Exercise details
Find the string "text" in the records. Copy every line it appears in.

Excerpted data
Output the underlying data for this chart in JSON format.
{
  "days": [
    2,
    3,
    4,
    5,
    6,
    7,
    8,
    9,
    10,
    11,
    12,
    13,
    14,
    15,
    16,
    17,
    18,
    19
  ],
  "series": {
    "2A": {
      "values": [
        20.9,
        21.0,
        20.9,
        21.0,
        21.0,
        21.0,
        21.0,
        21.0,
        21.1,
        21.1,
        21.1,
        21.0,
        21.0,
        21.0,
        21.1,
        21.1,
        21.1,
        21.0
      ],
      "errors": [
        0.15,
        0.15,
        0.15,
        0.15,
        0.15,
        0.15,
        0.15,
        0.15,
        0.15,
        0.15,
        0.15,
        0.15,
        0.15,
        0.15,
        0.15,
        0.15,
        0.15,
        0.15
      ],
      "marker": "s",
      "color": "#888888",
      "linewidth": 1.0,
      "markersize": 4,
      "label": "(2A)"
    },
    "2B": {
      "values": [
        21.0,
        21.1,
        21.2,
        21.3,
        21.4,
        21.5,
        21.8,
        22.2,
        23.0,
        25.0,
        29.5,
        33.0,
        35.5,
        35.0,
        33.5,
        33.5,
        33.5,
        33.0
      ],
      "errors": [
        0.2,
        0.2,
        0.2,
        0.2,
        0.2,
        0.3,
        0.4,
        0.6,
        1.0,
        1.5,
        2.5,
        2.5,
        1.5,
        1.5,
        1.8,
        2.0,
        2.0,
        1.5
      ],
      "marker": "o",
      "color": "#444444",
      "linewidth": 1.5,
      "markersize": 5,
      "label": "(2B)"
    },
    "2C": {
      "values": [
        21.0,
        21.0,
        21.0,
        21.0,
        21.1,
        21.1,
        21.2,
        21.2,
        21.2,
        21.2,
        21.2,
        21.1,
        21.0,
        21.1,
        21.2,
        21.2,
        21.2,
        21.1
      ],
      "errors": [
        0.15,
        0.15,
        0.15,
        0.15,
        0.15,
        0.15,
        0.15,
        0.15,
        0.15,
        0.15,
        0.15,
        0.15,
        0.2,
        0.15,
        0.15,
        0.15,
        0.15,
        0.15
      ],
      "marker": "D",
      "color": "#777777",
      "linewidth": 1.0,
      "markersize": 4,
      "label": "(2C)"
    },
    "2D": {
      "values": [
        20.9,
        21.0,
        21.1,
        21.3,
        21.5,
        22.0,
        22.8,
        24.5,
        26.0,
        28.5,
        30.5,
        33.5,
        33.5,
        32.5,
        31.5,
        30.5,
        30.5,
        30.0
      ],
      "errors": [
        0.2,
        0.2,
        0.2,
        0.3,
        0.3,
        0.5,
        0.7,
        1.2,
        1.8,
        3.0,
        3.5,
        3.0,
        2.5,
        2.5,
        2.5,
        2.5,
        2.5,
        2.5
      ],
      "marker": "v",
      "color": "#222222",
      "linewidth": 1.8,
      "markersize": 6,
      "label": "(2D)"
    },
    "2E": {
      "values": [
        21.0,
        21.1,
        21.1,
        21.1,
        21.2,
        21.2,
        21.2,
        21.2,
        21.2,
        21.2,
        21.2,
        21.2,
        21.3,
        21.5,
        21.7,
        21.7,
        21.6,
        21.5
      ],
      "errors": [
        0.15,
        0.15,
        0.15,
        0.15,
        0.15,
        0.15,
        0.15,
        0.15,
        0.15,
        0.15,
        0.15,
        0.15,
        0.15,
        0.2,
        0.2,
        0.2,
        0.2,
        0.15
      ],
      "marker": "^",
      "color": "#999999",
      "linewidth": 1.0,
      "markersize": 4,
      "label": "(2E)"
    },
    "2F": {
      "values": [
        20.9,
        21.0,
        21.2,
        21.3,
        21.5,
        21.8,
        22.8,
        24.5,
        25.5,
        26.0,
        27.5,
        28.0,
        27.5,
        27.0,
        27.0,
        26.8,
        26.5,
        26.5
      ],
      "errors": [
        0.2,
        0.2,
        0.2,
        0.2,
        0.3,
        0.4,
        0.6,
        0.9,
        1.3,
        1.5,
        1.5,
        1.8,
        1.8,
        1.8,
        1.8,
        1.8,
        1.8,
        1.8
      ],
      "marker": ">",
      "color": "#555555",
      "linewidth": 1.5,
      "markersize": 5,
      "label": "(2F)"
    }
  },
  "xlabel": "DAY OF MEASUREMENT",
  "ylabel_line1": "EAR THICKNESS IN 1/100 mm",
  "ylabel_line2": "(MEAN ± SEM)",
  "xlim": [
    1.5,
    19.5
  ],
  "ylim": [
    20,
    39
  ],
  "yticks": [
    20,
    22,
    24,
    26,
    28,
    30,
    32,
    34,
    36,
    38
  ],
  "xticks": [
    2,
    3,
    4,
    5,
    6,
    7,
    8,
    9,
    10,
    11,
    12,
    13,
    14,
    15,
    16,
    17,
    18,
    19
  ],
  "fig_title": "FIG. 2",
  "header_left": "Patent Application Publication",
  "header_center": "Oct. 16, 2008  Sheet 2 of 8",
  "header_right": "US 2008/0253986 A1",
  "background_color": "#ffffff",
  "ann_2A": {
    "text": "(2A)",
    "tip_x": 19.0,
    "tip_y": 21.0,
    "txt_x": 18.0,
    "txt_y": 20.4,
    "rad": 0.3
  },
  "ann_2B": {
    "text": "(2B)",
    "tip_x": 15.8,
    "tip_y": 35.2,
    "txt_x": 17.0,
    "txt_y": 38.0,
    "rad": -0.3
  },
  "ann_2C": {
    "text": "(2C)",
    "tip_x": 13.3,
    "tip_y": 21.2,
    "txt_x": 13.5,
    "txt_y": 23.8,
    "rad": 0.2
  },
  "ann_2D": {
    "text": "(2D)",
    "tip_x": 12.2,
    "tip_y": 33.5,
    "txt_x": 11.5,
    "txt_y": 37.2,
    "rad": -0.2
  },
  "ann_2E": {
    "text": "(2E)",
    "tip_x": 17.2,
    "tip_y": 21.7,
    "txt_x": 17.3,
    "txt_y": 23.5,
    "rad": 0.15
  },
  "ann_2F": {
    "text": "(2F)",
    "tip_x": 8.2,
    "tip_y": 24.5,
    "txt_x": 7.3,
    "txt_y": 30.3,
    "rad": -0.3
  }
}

Solved exercise
    "text": "(2A)",
    "text": "(2B)",
    "text": "(2C)",
    "text": "(2D)",
    "text": "(2E)",
    "text": "(2F)",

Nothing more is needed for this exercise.